Where does the word "Viral" appear in the entries below? Copy each line that holds it.

EXTRACTED INFORMATION:
-*-

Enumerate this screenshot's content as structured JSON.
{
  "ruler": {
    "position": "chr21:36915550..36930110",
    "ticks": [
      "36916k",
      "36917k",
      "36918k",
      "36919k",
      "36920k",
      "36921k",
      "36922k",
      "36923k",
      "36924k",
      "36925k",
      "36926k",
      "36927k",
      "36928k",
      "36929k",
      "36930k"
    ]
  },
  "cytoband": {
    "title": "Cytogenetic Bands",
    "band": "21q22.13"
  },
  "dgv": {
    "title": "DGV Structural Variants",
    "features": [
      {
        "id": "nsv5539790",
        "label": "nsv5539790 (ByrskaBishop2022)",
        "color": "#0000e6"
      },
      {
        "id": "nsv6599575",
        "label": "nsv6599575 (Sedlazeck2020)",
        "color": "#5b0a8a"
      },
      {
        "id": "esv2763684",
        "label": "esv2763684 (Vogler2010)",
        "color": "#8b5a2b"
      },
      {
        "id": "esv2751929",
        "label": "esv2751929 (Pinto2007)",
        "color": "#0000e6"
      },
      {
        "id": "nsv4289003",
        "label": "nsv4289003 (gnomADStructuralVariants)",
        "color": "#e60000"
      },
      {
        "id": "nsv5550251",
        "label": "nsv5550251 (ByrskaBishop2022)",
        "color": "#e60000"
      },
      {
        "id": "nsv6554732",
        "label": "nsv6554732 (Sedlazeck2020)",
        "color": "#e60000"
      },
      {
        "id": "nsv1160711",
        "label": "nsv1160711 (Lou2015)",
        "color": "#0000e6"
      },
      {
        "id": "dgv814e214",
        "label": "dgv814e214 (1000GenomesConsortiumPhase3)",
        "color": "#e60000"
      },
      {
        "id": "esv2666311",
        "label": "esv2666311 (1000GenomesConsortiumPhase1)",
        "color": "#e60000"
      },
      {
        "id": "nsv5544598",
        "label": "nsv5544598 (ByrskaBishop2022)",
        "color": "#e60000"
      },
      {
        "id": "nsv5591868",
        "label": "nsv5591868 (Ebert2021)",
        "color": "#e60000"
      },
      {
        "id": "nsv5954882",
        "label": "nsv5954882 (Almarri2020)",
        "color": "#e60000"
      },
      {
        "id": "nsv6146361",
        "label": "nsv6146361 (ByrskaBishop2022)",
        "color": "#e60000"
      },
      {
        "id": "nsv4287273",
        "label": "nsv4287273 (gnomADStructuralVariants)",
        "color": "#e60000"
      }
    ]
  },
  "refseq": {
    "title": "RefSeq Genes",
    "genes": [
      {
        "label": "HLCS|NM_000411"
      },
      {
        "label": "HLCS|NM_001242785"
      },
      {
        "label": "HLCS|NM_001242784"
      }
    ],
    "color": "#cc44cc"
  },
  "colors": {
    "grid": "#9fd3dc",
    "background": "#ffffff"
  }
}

-*-

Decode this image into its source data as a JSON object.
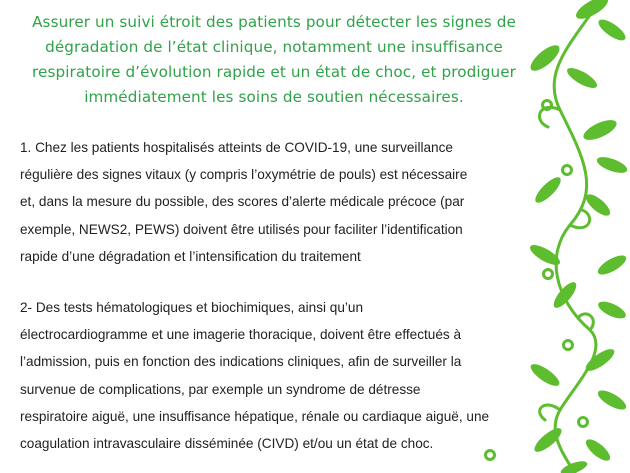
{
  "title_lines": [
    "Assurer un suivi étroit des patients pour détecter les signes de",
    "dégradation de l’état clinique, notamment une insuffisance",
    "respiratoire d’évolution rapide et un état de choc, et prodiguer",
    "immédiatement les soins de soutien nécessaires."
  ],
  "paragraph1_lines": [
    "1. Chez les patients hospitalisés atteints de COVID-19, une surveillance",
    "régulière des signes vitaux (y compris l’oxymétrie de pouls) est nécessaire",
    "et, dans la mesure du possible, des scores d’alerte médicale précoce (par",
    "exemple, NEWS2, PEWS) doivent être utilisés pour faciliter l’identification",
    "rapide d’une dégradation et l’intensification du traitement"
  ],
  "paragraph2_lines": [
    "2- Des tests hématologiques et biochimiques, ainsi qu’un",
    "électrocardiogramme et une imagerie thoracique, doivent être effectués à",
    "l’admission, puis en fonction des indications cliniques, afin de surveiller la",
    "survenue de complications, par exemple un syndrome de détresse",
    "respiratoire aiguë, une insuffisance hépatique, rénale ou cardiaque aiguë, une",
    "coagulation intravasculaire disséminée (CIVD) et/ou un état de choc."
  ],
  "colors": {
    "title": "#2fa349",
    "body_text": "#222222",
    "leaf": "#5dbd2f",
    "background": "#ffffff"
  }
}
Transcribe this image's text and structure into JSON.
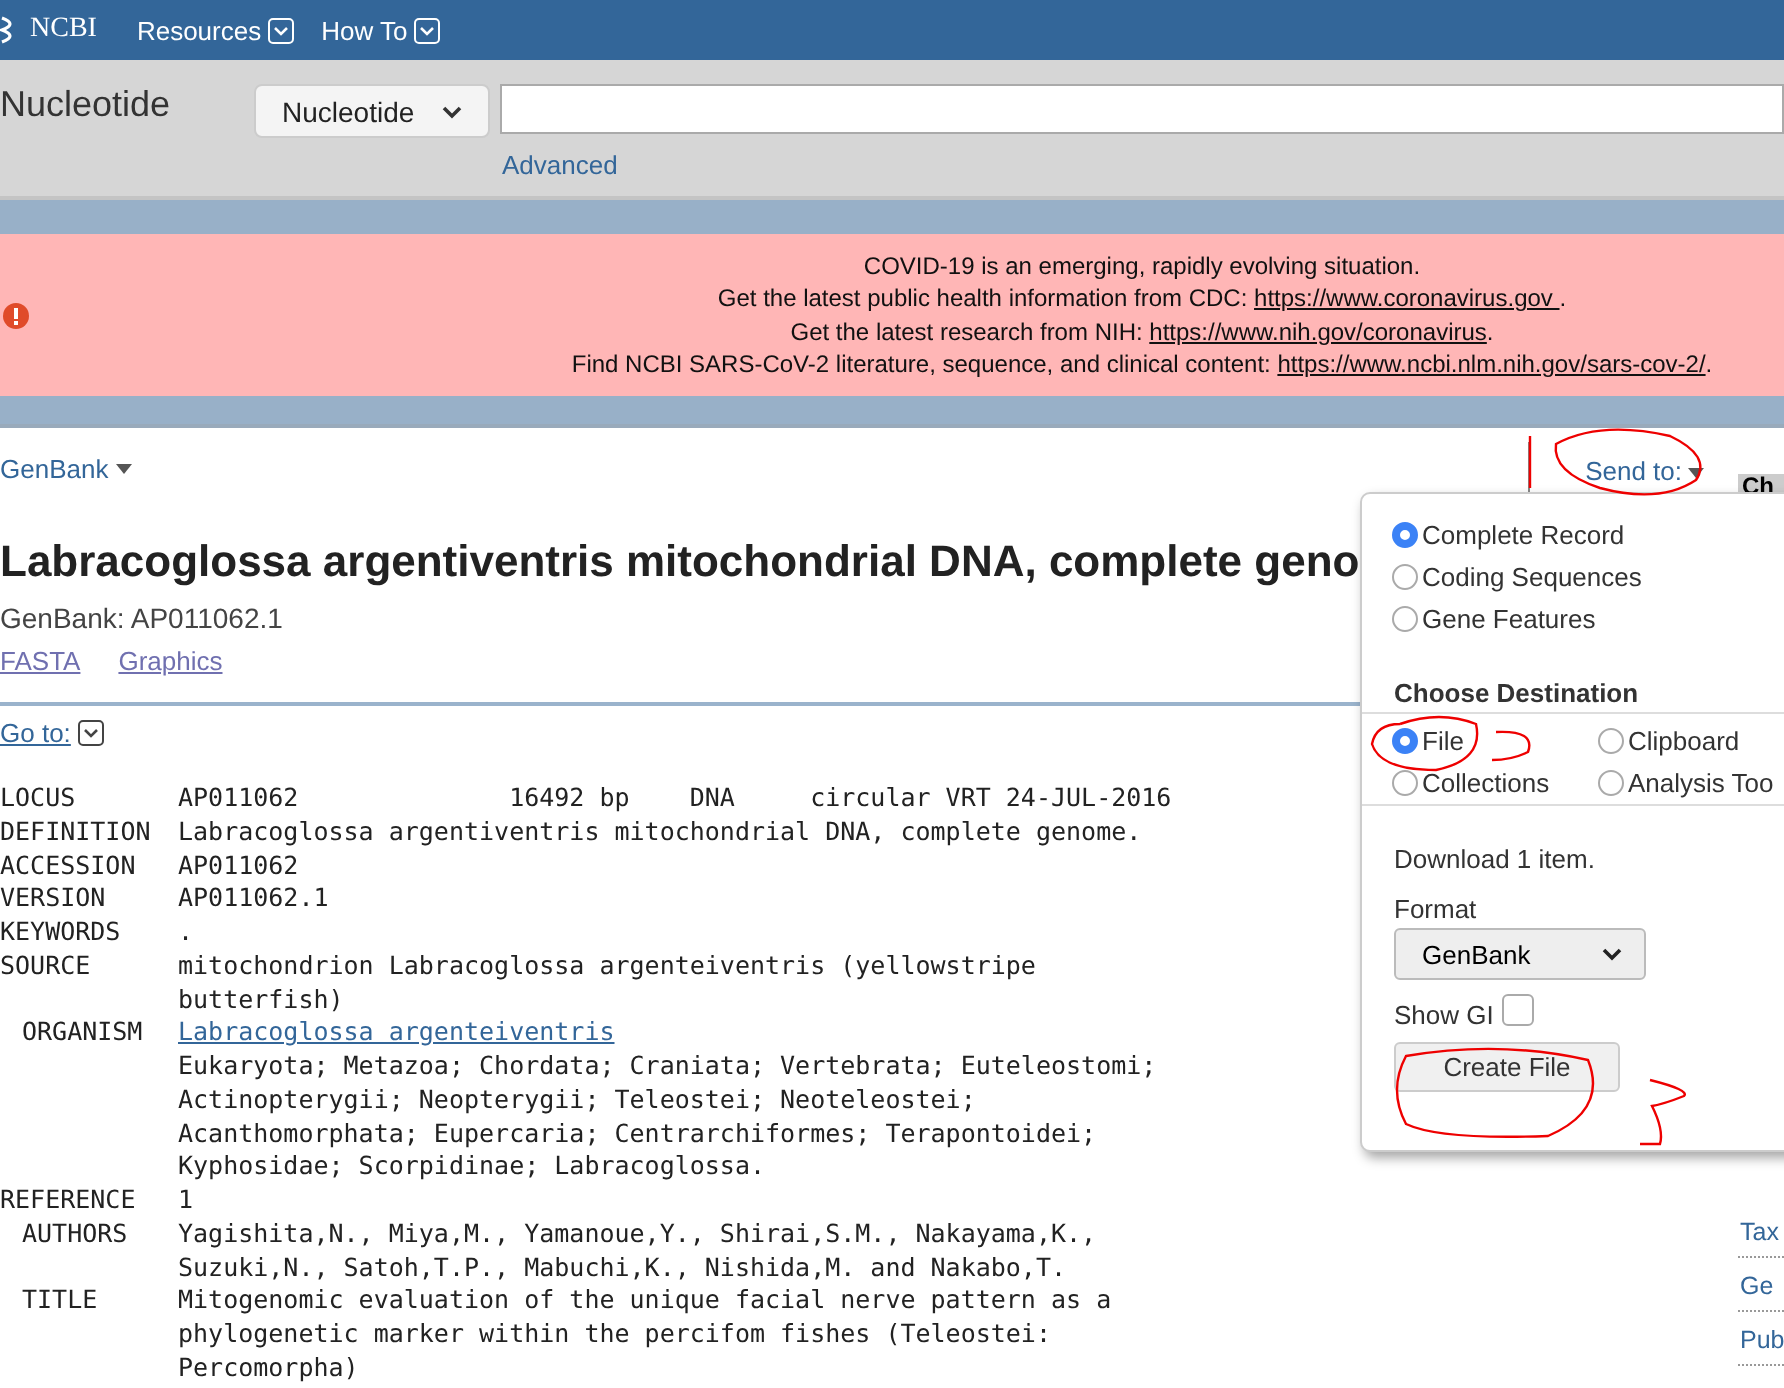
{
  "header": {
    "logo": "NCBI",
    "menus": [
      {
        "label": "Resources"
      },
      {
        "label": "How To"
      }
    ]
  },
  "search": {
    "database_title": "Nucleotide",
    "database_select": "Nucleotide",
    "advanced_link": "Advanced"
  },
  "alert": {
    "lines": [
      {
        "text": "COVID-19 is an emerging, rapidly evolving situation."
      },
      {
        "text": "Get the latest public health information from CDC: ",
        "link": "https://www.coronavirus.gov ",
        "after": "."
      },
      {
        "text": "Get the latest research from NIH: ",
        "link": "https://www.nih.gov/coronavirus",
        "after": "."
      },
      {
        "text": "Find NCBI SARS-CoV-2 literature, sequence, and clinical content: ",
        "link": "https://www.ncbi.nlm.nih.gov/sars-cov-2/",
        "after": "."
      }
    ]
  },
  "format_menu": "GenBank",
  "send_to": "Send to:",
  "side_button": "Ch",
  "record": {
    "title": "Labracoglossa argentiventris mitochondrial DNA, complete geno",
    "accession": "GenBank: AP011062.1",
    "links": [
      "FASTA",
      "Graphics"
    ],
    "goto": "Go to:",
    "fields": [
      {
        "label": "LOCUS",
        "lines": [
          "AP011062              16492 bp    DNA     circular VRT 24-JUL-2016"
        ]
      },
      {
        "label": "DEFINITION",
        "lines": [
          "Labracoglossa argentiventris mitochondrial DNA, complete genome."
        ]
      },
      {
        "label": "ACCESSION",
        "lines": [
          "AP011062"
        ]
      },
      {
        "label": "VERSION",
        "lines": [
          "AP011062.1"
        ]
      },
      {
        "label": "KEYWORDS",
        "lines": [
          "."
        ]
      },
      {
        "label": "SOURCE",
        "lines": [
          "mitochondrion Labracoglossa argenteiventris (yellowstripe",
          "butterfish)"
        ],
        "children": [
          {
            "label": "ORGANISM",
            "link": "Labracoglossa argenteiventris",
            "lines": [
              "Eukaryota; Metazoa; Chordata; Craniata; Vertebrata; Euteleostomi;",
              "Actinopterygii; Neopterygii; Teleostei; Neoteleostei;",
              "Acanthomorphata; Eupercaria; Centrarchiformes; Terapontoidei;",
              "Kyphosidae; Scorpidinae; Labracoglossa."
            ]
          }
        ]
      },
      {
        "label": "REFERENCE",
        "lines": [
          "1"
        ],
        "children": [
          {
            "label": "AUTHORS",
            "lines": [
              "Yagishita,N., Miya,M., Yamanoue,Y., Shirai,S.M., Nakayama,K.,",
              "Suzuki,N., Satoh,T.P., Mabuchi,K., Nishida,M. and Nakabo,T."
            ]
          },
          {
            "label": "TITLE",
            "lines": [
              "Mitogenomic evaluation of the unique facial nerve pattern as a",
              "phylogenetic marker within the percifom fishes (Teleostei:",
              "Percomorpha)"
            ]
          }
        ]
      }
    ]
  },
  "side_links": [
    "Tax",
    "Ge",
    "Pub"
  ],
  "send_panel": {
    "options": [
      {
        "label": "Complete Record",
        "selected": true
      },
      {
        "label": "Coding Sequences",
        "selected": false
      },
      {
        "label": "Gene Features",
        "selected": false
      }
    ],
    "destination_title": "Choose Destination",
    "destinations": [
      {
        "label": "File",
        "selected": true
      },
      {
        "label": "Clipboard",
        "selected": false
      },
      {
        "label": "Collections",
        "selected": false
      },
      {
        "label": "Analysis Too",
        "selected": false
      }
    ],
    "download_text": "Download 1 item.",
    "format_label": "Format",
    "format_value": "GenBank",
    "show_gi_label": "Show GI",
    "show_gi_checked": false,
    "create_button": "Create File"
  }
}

-*-

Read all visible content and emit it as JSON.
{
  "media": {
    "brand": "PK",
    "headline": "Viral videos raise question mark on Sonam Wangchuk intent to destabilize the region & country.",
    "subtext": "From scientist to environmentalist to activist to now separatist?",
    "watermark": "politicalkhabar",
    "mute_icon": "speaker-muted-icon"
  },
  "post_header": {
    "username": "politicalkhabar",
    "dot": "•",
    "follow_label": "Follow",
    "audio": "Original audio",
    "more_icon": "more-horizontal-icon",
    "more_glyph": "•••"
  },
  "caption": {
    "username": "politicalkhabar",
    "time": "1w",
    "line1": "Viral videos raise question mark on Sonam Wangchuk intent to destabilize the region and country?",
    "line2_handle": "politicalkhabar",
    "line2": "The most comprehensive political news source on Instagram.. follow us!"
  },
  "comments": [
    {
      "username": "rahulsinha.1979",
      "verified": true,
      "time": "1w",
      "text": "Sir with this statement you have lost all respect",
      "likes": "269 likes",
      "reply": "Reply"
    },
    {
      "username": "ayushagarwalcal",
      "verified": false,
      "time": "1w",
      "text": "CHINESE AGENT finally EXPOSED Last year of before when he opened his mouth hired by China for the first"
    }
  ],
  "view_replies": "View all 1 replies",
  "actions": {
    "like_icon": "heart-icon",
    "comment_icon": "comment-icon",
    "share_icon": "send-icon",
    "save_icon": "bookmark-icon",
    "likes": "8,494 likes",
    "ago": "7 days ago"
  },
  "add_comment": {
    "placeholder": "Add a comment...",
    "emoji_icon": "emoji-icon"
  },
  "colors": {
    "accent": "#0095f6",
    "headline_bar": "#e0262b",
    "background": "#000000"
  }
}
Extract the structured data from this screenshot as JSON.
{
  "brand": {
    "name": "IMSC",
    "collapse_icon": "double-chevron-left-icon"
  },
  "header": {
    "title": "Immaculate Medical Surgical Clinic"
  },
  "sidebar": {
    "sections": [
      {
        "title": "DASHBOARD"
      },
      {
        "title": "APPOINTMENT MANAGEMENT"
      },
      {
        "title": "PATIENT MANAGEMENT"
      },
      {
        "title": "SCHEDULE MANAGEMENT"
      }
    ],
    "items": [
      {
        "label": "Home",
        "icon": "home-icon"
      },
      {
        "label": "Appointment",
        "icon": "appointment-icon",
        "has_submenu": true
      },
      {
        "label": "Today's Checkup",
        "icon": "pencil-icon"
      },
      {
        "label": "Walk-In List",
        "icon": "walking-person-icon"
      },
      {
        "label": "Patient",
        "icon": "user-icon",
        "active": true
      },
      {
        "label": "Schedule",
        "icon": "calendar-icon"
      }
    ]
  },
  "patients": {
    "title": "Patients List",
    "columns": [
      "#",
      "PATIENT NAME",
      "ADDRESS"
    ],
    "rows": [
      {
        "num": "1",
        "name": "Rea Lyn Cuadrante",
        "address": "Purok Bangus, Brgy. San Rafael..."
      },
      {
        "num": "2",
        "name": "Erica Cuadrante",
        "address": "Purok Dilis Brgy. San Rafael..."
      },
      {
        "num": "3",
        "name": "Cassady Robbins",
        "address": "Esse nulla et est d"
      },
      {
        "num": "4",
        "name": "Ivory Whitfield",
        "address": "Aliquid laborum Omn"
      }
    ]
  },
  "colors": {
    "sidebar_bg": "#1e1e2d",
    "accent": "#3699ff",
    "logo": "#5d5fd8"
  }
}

-*-

TASK SOLUTION:
    "headline": "Viral videos raise question mark on Sonam Wangchuk intent to destabilize the region & country.",
    "line1": "Viral videos raise question mark on Sonam Wangchuk intent to destabilize the region and country?",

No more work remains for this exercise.